_Collection entries_:
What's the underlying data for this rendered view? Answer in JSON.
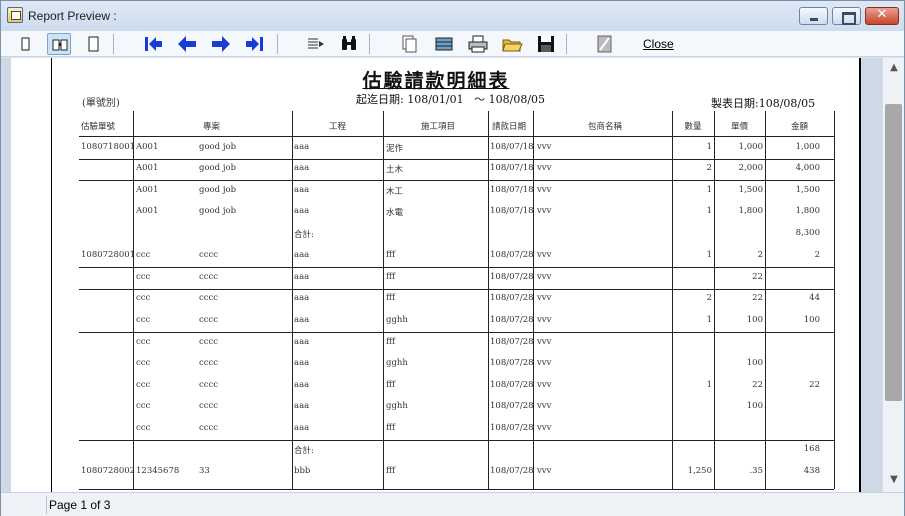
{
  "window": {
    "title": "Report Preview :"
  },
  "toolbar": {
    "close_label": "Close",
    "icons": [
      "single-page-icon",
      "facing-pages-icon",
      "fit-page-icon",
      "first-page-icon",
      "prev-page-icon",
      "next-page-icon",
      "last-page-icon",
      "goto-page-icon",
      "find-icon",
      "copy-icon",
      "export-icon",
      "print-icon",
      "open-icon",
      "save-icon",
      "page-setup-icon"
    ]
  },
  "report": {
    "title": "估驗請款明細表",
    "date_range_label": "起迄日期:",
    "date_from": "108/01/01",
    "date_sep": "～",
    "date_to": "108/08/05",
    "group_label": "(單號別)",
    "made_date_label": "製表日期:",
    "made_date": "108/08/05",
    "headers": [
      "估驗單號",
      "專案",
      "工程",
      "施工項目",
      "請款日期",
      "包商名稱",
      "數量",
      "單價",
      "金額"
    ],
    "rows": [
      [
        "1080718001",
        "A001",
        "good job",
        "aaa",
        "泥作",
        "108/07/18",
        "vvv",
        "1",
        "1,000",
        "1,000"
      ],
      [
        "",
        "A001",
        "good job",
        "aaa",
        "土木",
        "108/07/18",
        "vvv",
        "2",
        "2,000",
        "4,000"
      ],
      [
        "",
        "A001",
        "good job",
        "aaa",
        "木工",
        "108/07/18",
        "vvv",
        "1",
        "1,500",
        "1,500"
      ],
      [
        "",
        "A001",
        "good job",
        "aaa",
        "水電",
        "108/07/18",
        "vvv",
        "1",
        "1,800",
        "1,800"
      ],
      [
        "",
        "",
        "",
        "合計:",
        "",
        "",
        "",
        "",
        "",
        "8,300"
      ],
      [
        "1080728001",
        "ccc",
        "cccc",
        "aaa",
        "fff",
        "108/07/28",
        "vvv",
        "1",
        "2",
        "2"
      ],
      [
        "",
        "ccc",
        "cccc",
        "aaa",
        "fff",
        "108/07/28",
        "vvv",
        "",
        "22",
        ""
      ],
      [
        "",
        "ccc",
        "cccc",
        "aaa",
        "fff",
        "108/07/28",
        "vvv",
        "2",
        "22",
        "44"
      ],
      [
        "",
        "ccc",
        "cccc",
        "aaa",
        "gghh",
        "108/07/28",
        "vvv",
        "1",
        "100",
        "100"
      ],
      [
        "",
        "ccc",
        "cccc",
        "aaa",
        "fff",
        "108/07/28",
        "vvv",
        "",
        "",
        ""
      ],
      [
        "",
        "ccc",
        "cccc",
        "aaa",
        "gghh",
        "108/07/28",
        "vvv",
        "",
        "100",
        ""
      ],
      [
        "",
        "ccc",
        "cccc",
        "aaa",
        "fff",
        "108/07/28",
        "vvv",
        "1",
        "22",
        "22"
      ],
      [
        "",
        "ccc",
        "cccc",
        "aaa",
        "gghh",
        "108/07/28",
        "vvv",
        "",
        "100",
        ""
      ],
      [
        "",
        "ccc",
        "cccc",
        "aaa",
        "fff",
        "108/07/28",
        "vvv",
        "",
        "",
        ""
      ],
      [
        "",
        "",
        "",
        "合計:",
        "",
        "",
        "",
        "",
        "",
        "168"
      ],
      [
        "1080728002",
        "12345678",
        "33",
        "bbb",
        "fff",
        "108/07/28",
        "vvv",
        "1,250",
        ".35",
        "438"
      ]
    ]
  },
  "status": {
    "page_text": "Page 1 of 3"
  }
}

* * *

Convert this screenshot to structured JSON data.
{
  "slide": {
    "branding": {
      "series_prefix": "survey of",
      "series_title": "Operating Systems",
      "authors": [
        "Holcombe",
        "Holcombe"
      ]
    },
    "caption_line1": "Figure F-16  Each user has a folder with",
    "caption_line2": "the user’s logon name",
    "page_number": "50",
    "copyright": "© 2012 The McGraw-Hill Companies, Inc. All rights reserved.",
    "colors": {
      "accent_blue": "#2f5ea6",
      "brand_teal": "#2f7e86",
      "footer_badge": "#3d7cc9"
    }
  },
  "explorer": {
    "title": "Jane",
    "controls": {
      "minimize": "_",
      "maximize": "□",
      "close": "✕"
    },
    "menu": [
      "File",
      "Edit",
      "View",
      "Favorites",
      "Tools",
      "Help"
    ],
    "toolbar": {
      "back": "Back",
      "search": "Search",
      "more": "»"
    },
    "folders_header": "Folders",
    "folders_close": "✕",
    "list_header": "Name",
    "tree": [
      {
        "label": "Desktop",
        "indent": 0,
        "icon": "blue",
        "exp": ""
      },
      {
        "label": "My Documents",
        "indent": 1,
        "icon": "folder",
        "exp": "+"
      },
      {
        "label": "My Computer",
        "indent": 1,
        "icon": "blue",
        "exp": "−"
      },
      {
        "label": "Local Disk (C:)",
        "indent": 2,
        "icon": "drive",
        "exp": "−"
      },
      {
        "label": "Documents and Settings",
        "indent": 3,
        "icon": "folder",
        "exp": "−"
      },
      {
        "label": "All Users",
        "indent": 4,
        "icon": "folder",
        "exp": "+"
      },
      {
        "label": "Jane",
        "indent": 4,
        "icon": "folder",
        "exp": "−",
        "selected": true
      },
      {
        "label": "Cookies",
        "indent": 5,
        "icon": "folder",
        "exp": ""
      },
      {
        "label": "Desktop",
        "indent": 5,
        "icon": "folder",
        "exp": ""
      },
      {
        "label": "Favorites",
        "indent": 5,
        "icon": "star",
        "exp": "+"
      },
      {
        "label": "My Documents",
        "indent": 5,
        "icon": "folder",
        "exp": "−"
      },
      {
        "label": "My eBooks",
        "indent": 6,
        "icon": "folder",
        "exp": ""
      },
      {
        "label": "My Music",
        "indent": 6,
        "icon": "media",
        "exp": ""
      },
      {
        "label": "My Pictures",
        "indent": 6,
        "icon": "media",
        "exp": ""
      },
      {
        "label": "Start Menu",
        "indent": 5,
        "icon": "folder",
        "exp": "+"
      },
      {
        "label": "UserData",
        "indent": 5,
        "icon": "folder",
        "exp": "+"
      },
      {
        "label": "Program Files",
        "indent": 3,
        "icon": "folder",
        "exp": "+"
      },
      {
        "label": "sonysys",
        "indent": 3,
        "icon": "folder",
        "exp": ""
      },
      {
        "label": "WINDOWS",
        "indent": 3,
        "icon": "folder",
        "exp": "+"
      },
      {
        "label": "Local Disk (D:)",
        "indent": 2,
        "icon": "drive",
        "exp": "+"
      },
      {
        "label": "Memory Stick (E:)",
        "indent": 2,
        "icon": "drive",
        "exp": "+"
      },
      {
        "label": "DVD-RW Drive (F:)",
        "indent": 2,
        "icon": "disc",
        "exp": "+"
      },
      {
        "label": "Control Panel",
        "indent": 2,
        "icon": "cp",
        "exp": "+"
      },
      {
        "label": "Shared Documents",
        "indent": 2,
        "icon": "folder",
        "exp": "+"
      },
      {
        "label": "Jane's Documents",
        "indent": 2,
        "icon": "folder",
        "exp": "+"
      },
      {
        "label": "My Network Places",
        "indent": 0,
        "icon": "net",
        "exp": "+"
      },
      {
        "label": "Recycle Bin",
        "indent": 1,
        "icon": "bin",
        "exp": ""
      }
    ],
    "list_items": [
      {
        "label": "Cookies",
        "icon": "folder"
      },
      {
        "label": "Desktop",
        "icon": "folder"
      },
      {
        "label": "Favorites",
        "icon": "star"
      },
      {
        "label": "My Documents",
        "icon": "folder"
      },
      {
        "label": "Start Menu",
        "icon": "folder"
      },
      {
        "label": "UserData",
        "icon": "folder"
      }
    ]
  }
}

_PROMPT_: Go through the records above, find every line with the word "JSON", and list those lines.

_EXERCISE SOLUTION_:
What's the underlying data for this rendered view? Answer in JSON.
Convert this screenshot to structured JSON data.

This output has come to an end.